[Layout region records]
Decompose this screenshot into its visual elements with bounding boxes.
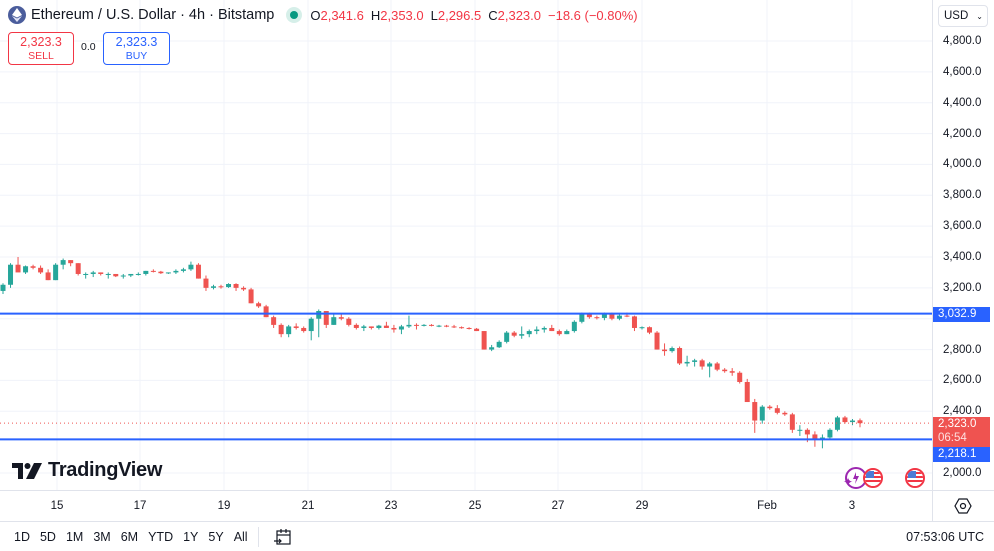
buy-label: BUY [125,49,148,62]
go-to-date-icon[interactable] [273,527,293,547]
tradingview-logo[interactable]: TradingView [12,459,162,482]
time-tick: 3 [848,500,856,512]
price-tick: 3,200.0 [943,281,982,294]
currency-select[interactable]: USD ⌄ [938,5,988,27]
sparkle-icon: ✦ [843,475,854,489]
time-tick: 25 [468,500,482,512]
time-axis[interactable]: 15 17 19 21 23 25 27 29 Feb 3 [0,490,994,521]
price-tick: 3,400.0 [943,251,982,263]
candlestick-chart[interactable] [0,0,932,490]
price-change: −18.6 (−0.80%) [548,7,638,23]
chart-settings-icon[interactable] [954,497,972,515]
utc-clock[interactable]: 07:53:06 UTC [906,529,984,544]
spread-value: 0.0 [81,41,96,53]
sell-label: SELL [28,49,54,62]
tradingview-logo-icon [12,462,42,479]
time-tick: 19 [217,500,231,512]
currency-value: USD [944,10,969,22]
support-price-label: 2,218.1 [933,447,990,462]
last-price-label: 2,323.0 06:54 [933,417,990,447]
range-1m[interactable]: 1M [65,529,84,544]
time-tick: 29 [635,500,649,512]
price-tick: 4,400.0 [943,96,982,109]
bottom-toolbar: 1D 5D 1M 3M 6M YTD 1Y 5Y All 07:53:06 UT… [0,521,994,551]
price-tick: 3,800.0 [943,189,982,202]
range-5d[interactable]: 5D [39,529,56,544]
us-economic-event-icon[interactable] [863,468,883,488]
ohlc-values: O2,341.6 H2,353.0 L2,296.5 C2,323.0 −18.… [310,7,638,23]
price-tick: 4,800.0 [943,35,982,47]
price-tick: 2,800.0 [943,343,982,356]
logo-text: TradingView [48,459,163,481]
range-5y[interactable]: 5Y [208,529,224,544]
range-all[interactable]: All [233,529,248,544]
range-6m[interactable]: 6M [120,529,139,544]
price-tick: 4,200.0 [943,127,982,140]
divider [257,526,259,547]
price-axis[interactable]: 4,800.0 4,600.0 4,400.0 4,200.0 4,000.0 3,800… [932,0,994,490]
buy-button[interactable]: 2,323.3 BUY [103,32,170,65]
price-tick: 2,600.0 [943,374,982,387]
market-open-status-icon [286,7,303,23]
symbol-legend: Ethereum / U.S. Dollar · 4h · Bitstamp O… [8,6,638,24]
price-tick: 4,000.0 [943,158,982,171]
time-tick: 21 [301,500,315,512]
price-tick: 4,600.0 [943,65,982,78]
buy-price: 2,323.3 [115,34,158,49]
price-tick: 2,400.0 [943,405,982,418]
range-1d[interactable]: 1D [14,529,30,544]
range-1y[interactable]: 1Y [183,529,199,544]
chart-canvas[interactable]: Ethereum / U.S. Dollar · 4h · Bitstamp O… [0,0,932,490]
range-3m[interactable]: 3M [93,529,111,544]
price-tick: 3,600.0 [943,220,982,233]
time-tick: 23 [384,500,398,512]
time-tick: 15 [50,500,64,512]
time-tick: Feb [757,500,777,512]
resistance-price-label: 3,032.9 [933,307,990,322]
chevron-down-icon: ⌄ [976,11,983,21]
range-ytd[interactable]: YTD [148,529,174,544]
ethereum-icon [8,6,26,24]
sell-button[interactable]: 2,323.3 SELL [8,32,74,65]
time-tick: 27 [551,500,565,512]
us-economic-event-icon-2[interactable] [905,468,925,488]
bar-countdown: 06:54 [938,432,967,444]
sell-price: 2,323.3 [20,34,62,49]
time-tick: 17 [133,500,147,512]
symbol-title[interactable]: Ethereum / U.S. Dollar · 4h · Bitstamp [31,7,275,23]
price-tick: 2,000.0 [943,467,982,479]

Given request:
Can you rewrite all of the data above with every "price-tick" replaced by "y-tick" and nothing else changed, leaving the pictures out?

Answer to this exercise:
Decompose this screenshot into its visual elements with bounding boxes.
buy-label: BUY [125,49,148,62]
go-to-date-icon[interactable] [273,527,293,547]
tradingview-logo[interactable]: TradingView [12,459,162,482]
time-tick: 3 [848,500,856,512]
y-tick: 3,200.0 [943,281,982,294]
currency-select[interactable]: USD ⌄ [938,5,988,27]
sparkle-icon: ✦ [843,475,854,489]
time-tick: 25 [468,500,482,512]
time-axis[interactable]: 15 17 19 21 23 25 27 29 Feb 3 [0,490,994,521]
y-tick: 3,400.0 [943,251,982,263]
candlestick-chart[interactable] [0,0,932,490]
price-change: −18.6 (−0.80%) [548,7,638,23]
chart-settings-icon[interactable] [954,497,972,515]
utc-clock[interactable]: 07:53:06 UTC [906,529,984,544]
spread-value: 0.0 [81,41,96,53]
sell-label: SELL [28,49,54,62]
tradingview-logo-icon [12,462,42,479]
time-tick: 19 [217,500,231,512]
currency-value: USD [944,10,969,22]
support-price-label: 2,218.1 [933,447,990,462]
last-price-label: 2,323.0 06:54 [933,417,990,447]
range-1m[interactable]: 1M [65,529,84,544]
time-tick: 29 [635,500,649,512]
y-tick: 4,400.0 [943,96,982,109]
bottom-toolbar: 1D 5D 1M 3M 6M YTD 1Y 5Y All 07:53:06 UT… [0,521,994,551]
y-tick: 3,800.0 [943,189,982,202]
range-5d[interactable]: 5D [39,529,56,544]
us-economic-event-icon[interactable] [863,468,883,488]
ohlc-values: O2,341.6 H2,353.0 L2,296.5 C2,323.0 −18.… [310,7,638,23]
y-tick: 4,800.0 [943,35,982,47]
y-tick: 2,800.0 [943,343,982,356]
logo-text: TradingView [48,459,163,481]
range-5y[interactable]: 5Y [208,529,224,544]
range-all[interactable]: All [233,529,248,544]
range-6m[interactable]: 6M [120,529,139,544]
y-tick: 4,200.0 [943,127,982,140]
divider [257,526,259,547]
price-axis[interactable]: 4,800.0 4,600.0 4,400.0 4,200.0 4,000.0 3,800… [932,0,994,490]
buy-button[interactable]: 2,323.3 BUY [103,32,170,65]
y-tick: 2,600.0 [943,374,982,387]
market-open-status-icon [286,7,303,23]
symbol-legend: Ethereum / U.S. Dollar · 4h · Bitstamp O… [8,6,638,24]
y-tick: 4,000.0 [943,158,982,171]
time-tick: 21 [301,500,315,512]
y-tick: 4,600.0 [943,65,982,78]
buy-price: 2,323.3 [115,34,158,49]
y-tick: 2,400.0 [943,405,982,418]
range-1d[interactable]: 1D [14,529,30,544]
range-1y[interactable]: 1Y [183,529,199,544]
chart-canvas[interactable]: Ethereum / U.S. Dollar · 4h · Bitstamp O… [0,0,932,490]
range-3m[interactable]: 3M [93,529,111,544]
y-tick: 3,600.0 [943,220,982,233]
time-tick: 23 [384,500,398,512]
time-tick: 15 [50,500,64,512]
time-tick: Feb [757,500,777,512]
resistance-price-label: 3,032.9 [933,307,990,322]
chevron-down-icon: ⌄ [976,11,983,21]
range-ytd[interactable]: YTD [148,529,174,544]
ethereum-icon [8,6,26,24]
sell-button[interactable]: 2,323.3 SELL [8,32,74,65]
time-tick: 27 [551,500,565,512]
us-economic-event-icon-2[interactable] [905,468,925,488]
bar-countdown: 06:54 [938,432,967,444]
sell-price: 2,323.3 [20,34,62,49]
time-tick: 17 [133,500,147,512]
symbol-title[interactable]: Ethereum / U.S. Dollar · 4h · Bitstamp [31,7,275,23]
y-tick: 2,000.0 [943,467,982,479]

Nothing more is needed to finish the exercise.